### [Consigne 1]
Lisez la page sur Un pedigree et indiquez si chacune des affirmations suivantes s’accorde avec elle. Répondez par oui ou par non en citant les mots décisifs de la page : (a) la mère de Patrick Modiano était une actrice belge flamande ; (b) le père a été arrêté pendant l’Occupation ; (c) les parents s’occupaient souvent de l’enfant.

### [Page]
--------------------------------------------------

La lecture d’Un pedigree nous fait découvrir une société très exotique — donc très romanesque. Quand les parents de Patrick Modiano voulaient bien s’occuper de lui (ça n’arrivait pas souvent), ils lui ont offert un spectacle comme peu d’enfants en ont vu : une société marginale et composite, très excentrique — alors que l’enfant menait par ailleurs la vie d’un écolier perpétuellement enfermé dans des pensionnats bien pensants aux règles très rigides. Dans le premier épisode, j’avais déjà décrit ces parents destinés à devenir des personnages de romans : une mère belge flamande, L(o)uisa, actrice ayant joué d’assez nombreux petits rôles entre 1939 et 1983 ; un père, Alberto, lui-même fils d’un Juif d’origine italienne, pratiquant d’étranges activités, trafics divers, marché noir, et surtout : se cacher des rafles, et survivre, car « Aldo » est clandestin et sans papiers, échappé (de justesse, deux fois) à l’arrestation pendant l’Occupation. Pendant la Seconde Guerre mondiale, les deux parents avaient des fréquentations « troubles » : producteurs de la Continental, hommes d’affaire véreux, artistes à succès plus ou moins éphémères, aristocrates déchus, nazis et autres gestapistes, ou « collaborateurs », gigolos, voleurs …, bref, des « aventuriers ».

--------------------------------------------------

### [Consigne 2]
Mettez à jour les enregistrements en partant de leur début et en allant jusqu’à la ligne qui contient « Bar (340, 657, 567, 673) », incluse. Remplacez « False Alarm Ratio » par « Taux de fausses alertes », laissez tout le reste inchangé et ne reproduisez que ces lignes.

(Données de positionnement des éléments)
--------------------------------------------------

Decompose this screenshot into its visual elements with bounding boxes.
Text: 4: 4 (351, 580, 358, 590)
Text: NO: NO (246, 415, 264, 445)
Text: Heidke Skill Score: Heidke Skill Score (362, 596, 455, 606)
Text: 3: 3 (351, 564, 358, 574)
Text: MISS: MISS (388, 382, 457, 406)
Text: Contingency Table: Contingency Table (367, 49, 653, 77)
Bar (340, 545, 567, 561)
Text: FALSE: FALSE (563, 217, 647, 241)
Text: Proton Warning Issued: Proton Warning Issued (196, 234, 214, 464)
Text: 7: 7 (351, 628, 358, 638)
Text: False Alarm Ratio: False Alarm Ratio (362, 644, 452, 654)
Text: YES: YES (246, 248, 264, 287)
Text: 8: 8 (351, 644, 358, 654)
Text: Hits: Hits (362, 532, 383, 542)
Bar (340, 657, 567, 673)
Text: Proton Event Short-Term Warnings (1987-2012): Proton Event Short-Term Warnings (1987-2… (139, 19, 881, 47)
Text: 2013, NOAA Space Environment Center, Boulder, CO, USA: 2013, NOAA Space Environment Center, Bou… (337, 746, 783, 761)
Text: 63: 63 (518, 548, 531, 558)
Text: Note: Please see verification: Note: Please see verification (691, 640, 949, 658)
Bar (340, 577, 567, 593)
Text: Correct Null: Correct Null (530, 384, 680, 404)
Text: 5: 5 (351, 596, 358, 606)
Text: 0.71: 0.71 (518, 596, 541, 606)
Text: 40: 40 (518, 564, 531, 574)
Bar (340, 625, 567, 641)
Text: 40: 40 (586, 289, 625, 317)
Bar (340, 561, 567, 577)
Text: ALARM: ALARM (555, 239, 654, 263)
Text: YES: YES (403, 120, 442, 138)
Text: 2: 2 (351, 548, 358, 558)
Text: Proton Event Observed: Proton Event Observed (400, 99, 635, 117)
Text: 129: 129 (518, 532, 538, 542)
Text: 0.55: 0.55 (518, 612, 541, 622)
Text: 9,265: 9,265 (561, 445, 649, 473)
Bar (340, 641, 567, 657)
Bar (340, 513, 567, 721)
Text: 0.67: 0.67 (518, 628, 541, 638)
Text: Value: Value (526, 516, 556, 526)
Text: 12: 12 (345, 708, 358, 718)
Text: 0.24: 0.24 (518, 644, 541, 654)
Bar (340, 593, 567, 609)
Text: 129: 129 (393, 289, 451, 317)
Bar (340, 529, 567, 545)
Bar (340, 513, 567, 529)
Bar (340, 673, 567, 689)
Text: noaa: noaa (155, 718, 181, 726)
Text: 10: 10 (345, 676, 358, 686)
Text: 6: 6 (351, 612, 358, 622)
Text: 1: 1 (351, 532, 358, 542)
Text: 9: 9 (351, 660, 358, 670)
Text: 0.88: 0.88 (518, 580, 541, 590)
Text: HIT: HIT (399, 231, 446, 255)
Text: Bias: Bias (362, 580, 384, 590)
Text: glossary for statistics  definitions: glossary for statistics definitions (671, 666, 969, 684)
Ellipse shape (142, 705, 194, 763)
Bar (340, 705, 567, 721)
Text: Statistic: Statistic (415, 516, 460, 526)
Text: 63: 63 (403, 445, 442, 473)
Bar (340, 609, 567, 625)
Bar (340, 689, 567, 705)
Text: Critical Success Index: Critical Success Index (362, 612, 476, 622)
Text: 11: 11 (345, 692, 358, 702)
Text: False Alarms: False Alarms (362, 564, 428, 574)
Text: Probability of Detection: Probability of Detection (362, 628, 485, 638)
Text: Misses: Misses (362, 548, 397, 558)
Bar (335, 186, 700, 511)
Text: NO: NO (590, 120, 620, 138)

--------------------------------------------------

### [Corrigé 1]
(a) Oui : « une mère belge flamande, L(o)uisa, actrice ayant joué d’assez nombreux petits rôles entre 1939 et 1983 ».
(b) Non : « échappé (de justesse, deux fois) à l’arrestation pendant l’Occupation ».
(c) Non : « (ça n’arrivait pas souvent) ».

### [Corrigé 2]
Decompose this screenshot into its visual elements with bounding boxes.
Text: 4: 4 (351, 580, 358, 590)
Text: NO: NO (246, 415, 264, 445)
Text: Heidke Skill Score: Heidke Skill Score (362, 596, 455, 606)
Text: 3: 3 (351, 564, 358, 574)
Text: MISS: MISS (388, 382, 457, 406)
Text: Contingency Table: Contingency Table (367, 49, 653, 77)
Bar (340, 545, 567, 561)
Text: FALSE: FALSE (563, 217, 647, 241)
Text: Proton Warning Issued: Proton Warning Issued (196, 234, 214, 464)
Text: 7: 7 (351, 628, 358, 638)
Text: Taux de fausses alertes: Taux de fausses alertes (362, 644, 452, 654)
Text: YES: YES (246, 248, 264, 287)
Text: 8: 8 (351, 644, 358, 654)
Text: Hits: Hits (362, 532, 383, 542)
Bar (340, 657, 567, 673)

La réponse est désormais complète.